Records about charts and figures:

▬▬▬▬▬▬

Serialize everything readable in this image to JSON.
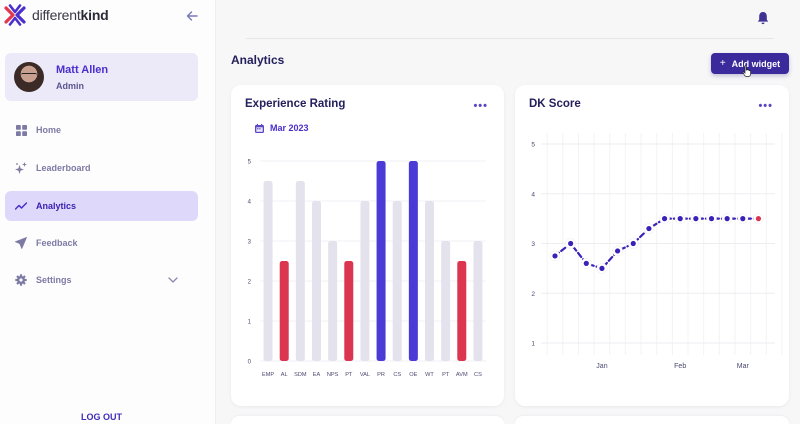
{
  "brand": {
    "name_light": "different",
    "name_bold": "kind"
  },
  "sidebar": {
    "user": {
      "name": "Matt Allen",
      "role": "Admin"
    },
    "items": [
      {
        "label": "Home",
        "icon": "grid-icon"
      },
      {
        "label": "Leaderboard",
        "icon": "sparkle-icon"
      },
      {
        "label": "Analytics",
        "icon": "trend-line-icon",
        "active": true
      },
      {
        "label": "Feedback",
        "icon": "paper-plane-icon"
      },
      {
        "label": "Settings",
        "icon": "gear-icon",
        "expandable": true
      }
    ],
    "logout_label": "LOG OUT"
  },
  "header": {
    "page_title": "Analytics",
    "add_widget_label": "Add widget"
  },
  "colors": {
    "accent": "#3a2a9c",
    "bar_high": "#4b3bd6",
    "bar_low": "#dc3550",
    "bar_neutral": "#e4e3ed",
    "line": "#3a22b8"
  },
  "chart_data": [
    {
      "type": "bar",
      "title": "Experience Rating",
      "period": "Mar 2023",
      "categories": [
        "EMP",
        "AL",
        "SDM",
        "EA",
        "NPS",
        "PT",
        "VAL",
        "PR",
        "CS",
        "OE",
        "WT",
        "PT",
        "AVM",
        "CS"
      ],
      "values": [
        4.5,
        2.5,
        4.5,
        4,
        3,
        2.5,
        4,
        5,
        4,
        5,
        4,
        3,
        2.5,
        3
      ],
      "highlight": [
        "neutral",
        "low",
        "neutral",
        "neutral",
        "neutral",
        "low",
        "neutral",
        "high",
        "neutral",
        "high",
        "neutral",
        "neutral",
        "low",
        "neutral"
      ],
      "yticks": [
        0,
        1,
        2,
        3,
        4,
        5
      ],
      "ylim": [
        0,
        5
      ],
      "grid": true
    },
    {
      "type": "line",
      "title": "DK Score",
      "values": [
        2.75,
        3.0,
        2.6,
        2.5,
        2.85,
        3.0,
        3.3,
        3.5,
        3.5,
        3.5,
        3.5,
        3.5,
        3.5,
        3.5
      ],
      "last_point_highlight": true,
      "xticks": [
        {
          "label": "Jan",
          "index": 3
        },
        {
          "label": "Feb",
          "index": 8
        },
        {
          "label": "Mar",
          "index": 12
        }
      ],
      "yticks": [
        1,
        2,
        3,
        4,
        5
      ],
      "ylim": [
        1,
        5
      ],
      "grid": true,
      "line_style": "dashed"
    }
  ]
}
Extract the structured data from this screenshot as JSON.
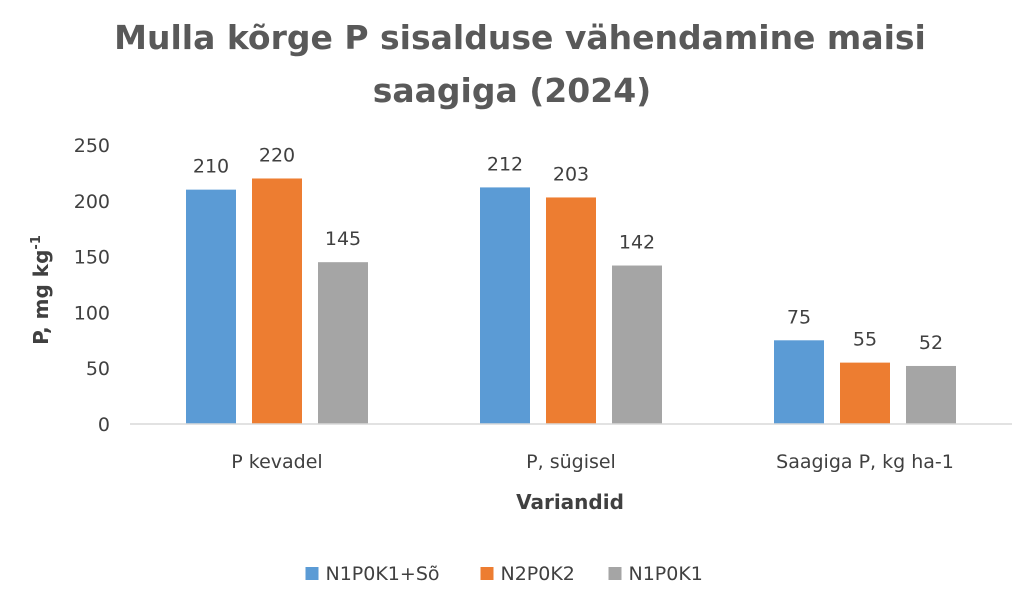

▬▬▬▬▬▬

The request: Working from the lines above, reproduce the material exactly and exclude its pictures.

Response to the exercise:
Serialize everything readable in this image to JSON.
{
  "brand": {
    "name_light": "different",
    "name_bold": "kind"
  },
  "sidebar": {
    "user": {
      "name": "Matt Allen",
      "role": "Admin"
    },
    "items": [
      {
        "label": "Home",
        "icon": "grid-icon"
      },
      {
        "label": "Leaderboard",
        "icon": "sparkle-icon"
      },
      {
        "label": "Analytics",
        "icon": "trend-line-icon",
        "active": true
      },
      {
        "label": "Feedback",
        "icon": "paper-plane-icon"
      },
      {
        "label": "Settings",
        "icon": "gear-icon",
        "expandable": true
      }
    ],
    "logout_label": "LOG OUT"
  },
  "header": {
    "page_title": "Analytics",
    "add_widget_label": "Add widget"
  },
  "colors": {
    "accent": "#3a2a9c",
    "bar_high": "#4b3bd6",
    "bar_low": "#dc3550",
    "bar_neutral": "#e4e3ed",
    "line": "#3a22b8"
  },
  "chart_data": [
    {
      "type": "bar",
      "title": "Experience Rating",
      "period": "Mar 2023",
      "categories": [
        "EMP",
        "AL",
        "SDM",
        "EA",
        "NPS",
        "PT",
        "VAL",
        "PR",
        "CS",
        "OE",
        "WT",
        "PT",
        "AVM",
        "CS"
      ],
      "values": [
        4.5,
        2.5,
        4.5,
        4,
        3,
        2.5,
        4,
        5,
        4,
        5,
        4,
        3,
        2.5,
        3
      ],
      "highlight": [
        "neutral",
        "low",
        "neutral",
        "neutral",
        "neutral",
        "low",
        "neutral",
        "high",
        "neutral",
        "high",
        "neutral",
        "neutral",
        "low",
        "neutral"
      ],
      "yticks": [
        0,
        1,
        2,
        3,
        4,
        5
      ],
      "ylim": [
        0,
        5
      ],
      "grid": true
    },
    {
      "type": "line",
      "title": "DK Score",
      "values": [
        2.75,
        3.0,
        2.6,
        2.5,
        2.85,
        3.0,
        3.3,
        3.5,
        3.5,
        3.5,
        3.5,
        3.5,
        3.5,
        3.5
      ],
      "last_point_highlight": true,
      "xticks": [
        {
          "label": "Jan",
          "index": 3
        },
        {
          "label": "Feb",
          "index": 8
        },
        {
          "label": "Mar",
          "index": 12
        }
      ],
      "yticks": [
        1,
        2,
        3,
        4,
        5
      ],
      "ylim": [
        1,
        5
      ],
      "grid": true,
      "line_style": "dashed"
    }
  ]
}
Extract the structured data from this screenshot as JSON.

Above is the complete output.